§ DIRECTIONS
Restate each line of the listing exactly, without carrying over any pictures.

══════

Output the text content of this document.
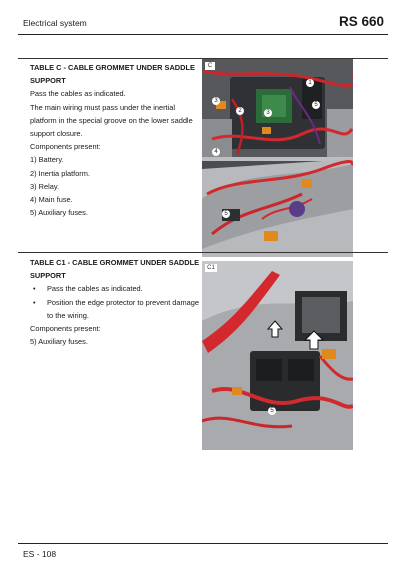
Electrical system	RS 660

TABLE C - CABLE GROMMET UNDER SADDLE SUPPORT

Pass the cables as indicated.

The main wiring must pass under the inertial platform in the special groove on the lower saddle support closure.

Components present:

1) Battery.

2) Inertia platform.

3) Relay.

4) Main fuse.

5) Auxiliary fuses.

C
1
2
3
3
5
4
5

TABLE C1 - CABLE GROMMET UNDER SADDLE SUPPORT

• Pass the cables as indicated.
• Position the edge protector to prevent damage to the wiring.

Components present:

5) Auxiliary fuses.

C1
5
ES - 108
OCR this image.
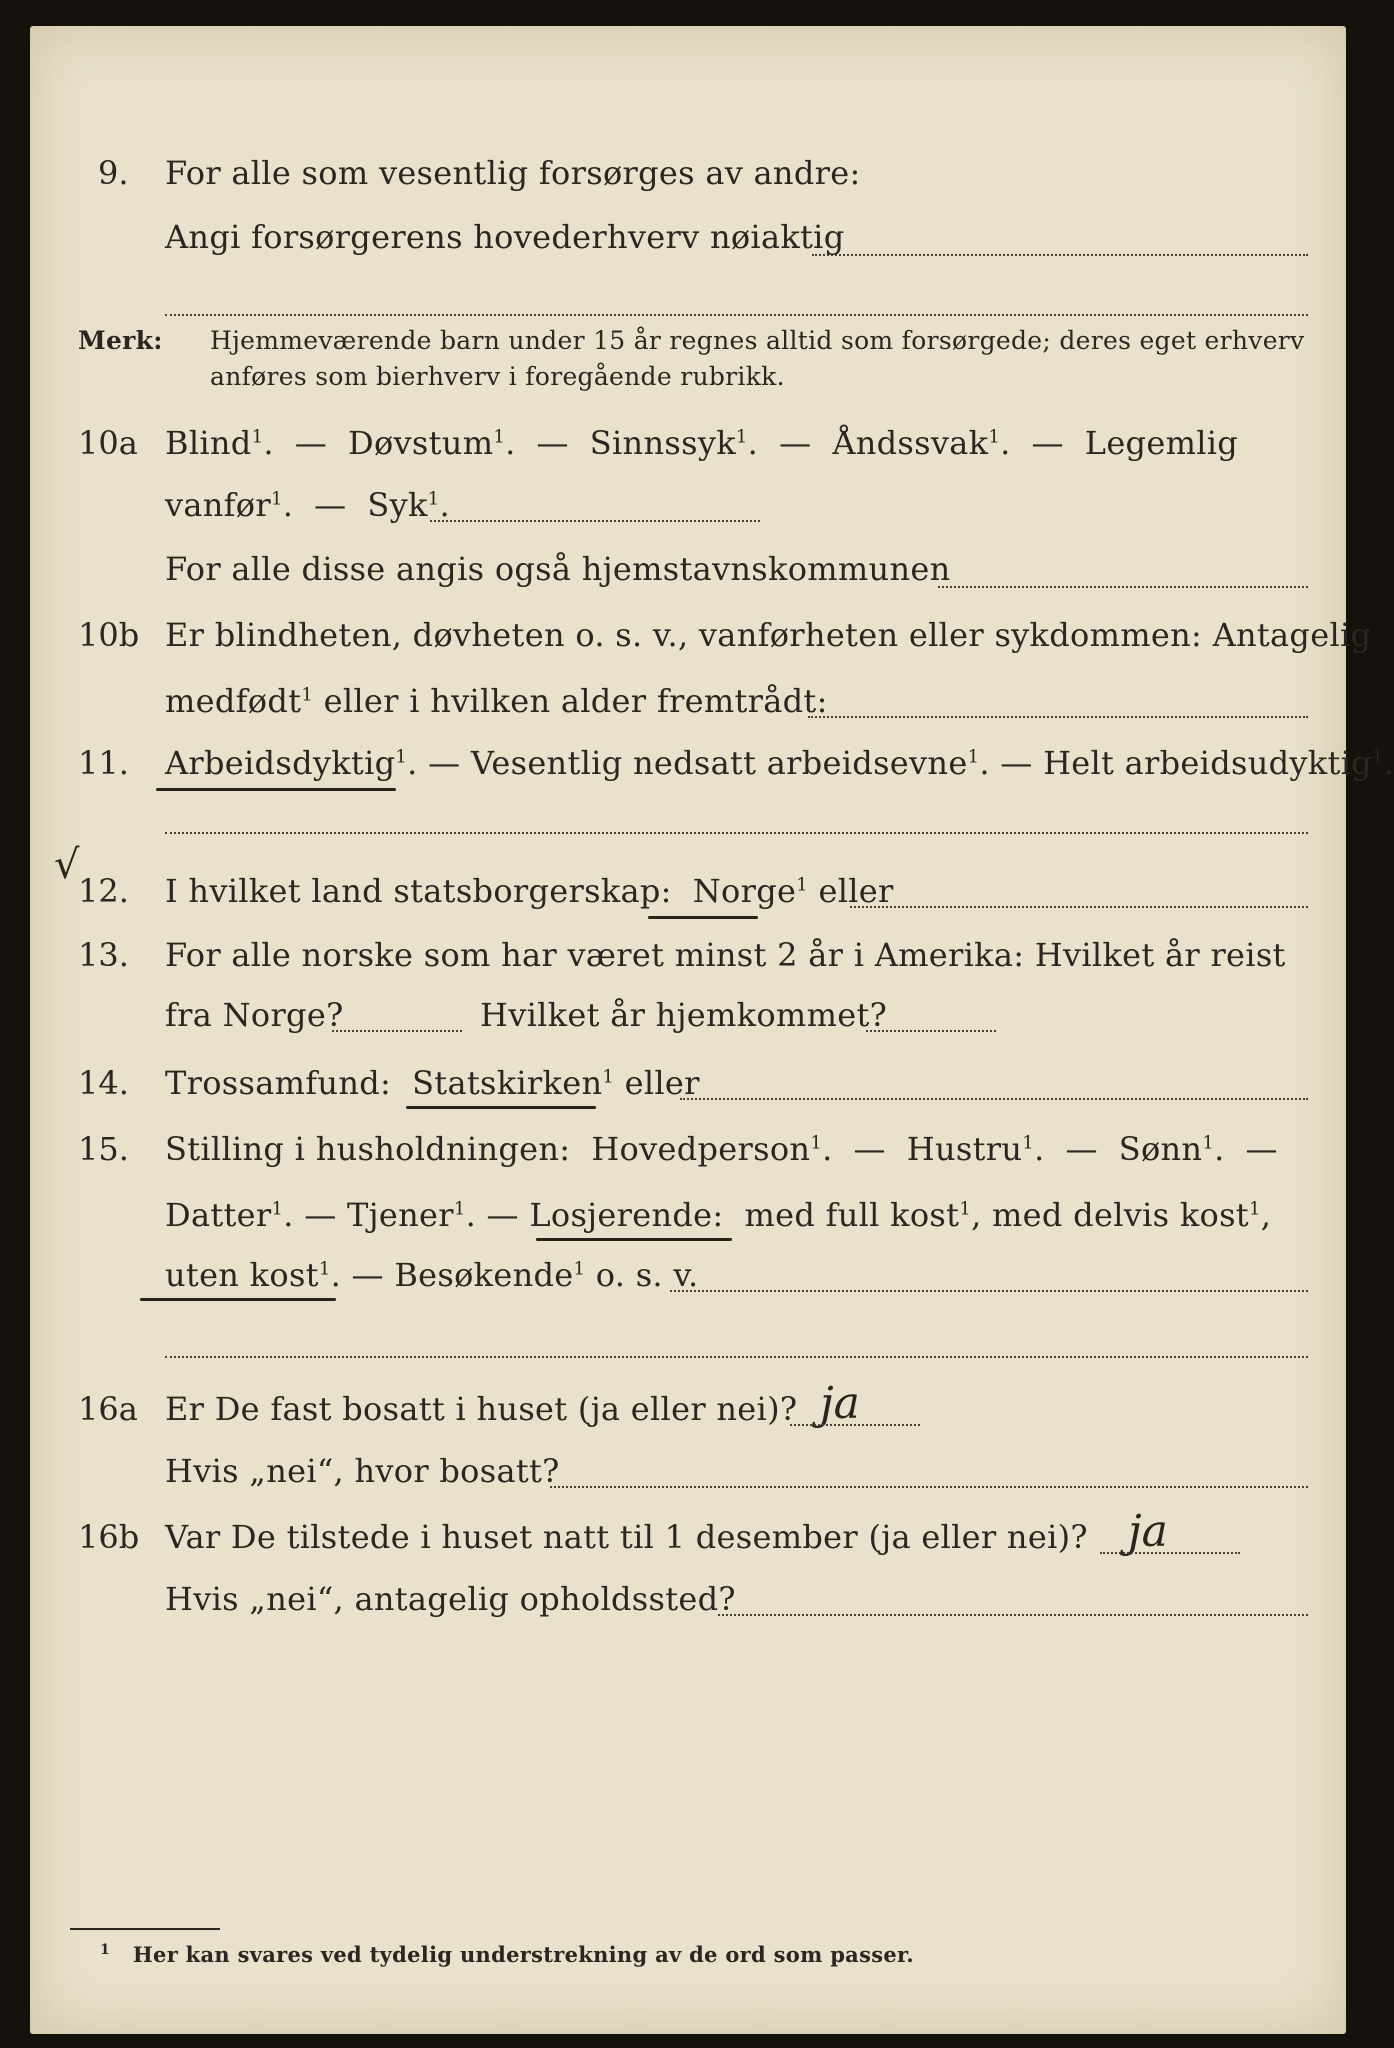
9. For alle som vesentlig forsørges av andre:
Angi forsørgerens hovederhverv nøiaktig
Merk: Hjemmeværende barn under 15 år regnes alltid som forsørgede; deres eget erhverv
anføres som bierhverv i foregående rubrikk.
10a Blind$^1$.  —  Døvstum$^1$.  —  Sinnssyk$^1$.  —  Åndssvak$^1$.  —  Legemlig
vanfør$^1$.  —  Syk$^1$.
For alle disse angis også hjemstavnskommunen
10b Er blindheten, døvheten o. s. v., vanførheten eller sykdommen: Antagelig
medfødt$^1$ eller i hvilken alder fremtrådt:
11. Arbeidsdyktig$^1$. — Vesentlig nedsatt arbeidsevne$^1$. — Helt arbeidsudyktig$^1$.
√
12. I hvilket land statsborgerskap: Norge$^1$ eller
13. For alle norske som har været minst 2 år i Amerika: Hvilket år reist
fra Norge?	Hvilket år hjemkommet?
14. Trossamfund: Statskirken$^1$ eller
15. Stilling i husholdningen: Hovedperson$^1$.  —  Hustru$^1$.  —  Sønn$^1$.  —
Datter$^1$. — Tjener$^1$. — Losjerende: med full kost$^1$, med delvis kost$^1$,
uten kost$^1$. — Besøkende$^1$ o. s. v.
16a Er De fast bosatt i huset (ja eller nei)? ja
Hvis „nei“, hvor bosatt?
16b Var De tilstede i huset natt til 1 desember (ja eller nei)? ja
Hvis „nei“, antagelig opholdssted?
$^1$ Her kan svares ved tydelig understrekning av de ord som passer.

══════

§ TASK SOLUTION
Output the text content of this document.
Electrical system	RS 660

TABLE C - CABLE GROMMET UNDER SADDLE SUPPORT

Pass the cables as indicated.

The main wiring must pass under the inertial platform in the special groove on the lower saddle support closure.

Components present:

1) Battery.

2) Inertia platform.

3) Relay.

4) Main fuse.

5) Auxiliary fuses.

C
1
2
3
3
5
4
5

TABLE C1 - CABLE GROMMET UNDER SADDLE SUPPORT

• Pass the cables as indicated.
• Position the edge protector to prevent damage to the wiring.

Components present:

5) Auxiliary fuses.

C1
5
ES - 108
OCR this image.
9. For alle som vesentlig forsørges av andre:
Angi forsørgerens hovederhverv nøiaktig
Merk: Hjemmeværende barn under 15 år regnes alltid som forsørgede; deres eget erhverv
anføres som bierhverv i foregående rubrikk.
10a Blind$^1$.  —  Døvstum$^1$.  —  Sinnssyk$^1$.  —  Åndssvak$^1$.  —  Legemlig
vanfør$^1$.  —  Syk$^1$.
For alle disse angis også hjemstavnskommunen
10b Er blindheten, døvheten o. s. v., vanførheten eller sykdommen: Antagelig
medfødt$^1$ eller i hvilken alder fremtrådt:
11. Arbeidsdyktig$^1$. — Vesentlig nedsatt arbeidsevne$^1$. — Helt arbeidsudyktig$^1$.
√
12. I hvilket land statsborgerskap: Norge$^1$ eller
13. For alle norske som har været minst 2 år i Amerika: Hvilket år reist
fra Norge?	Hvilket år hjemkommet?
14. Trossamfund: Statskirken$^1$ eller
15. Stilling i husholdningen: Hovedperson$^1$.  —  Hustru$^1$.  —  Sønn$^1$.  —
Datter$^1$. — Tjener$^1$. — Losjerende: med full kost$^1$, med delvis kost$^1$,
uten kost$^1$. — Besøkende$^1$ o. s. v.
16a Er De fast bosatt i huset (ja eller nei)? ja
Hvis „nei“, hvor bosatt?
16b Var De tilstede i huset natt til 1 desember (ja eller nei)? ja
Hvis „nei“, antagelig opholdssted?
$^1$ Her kan svares ved tydelig understrekning av de ord som passer.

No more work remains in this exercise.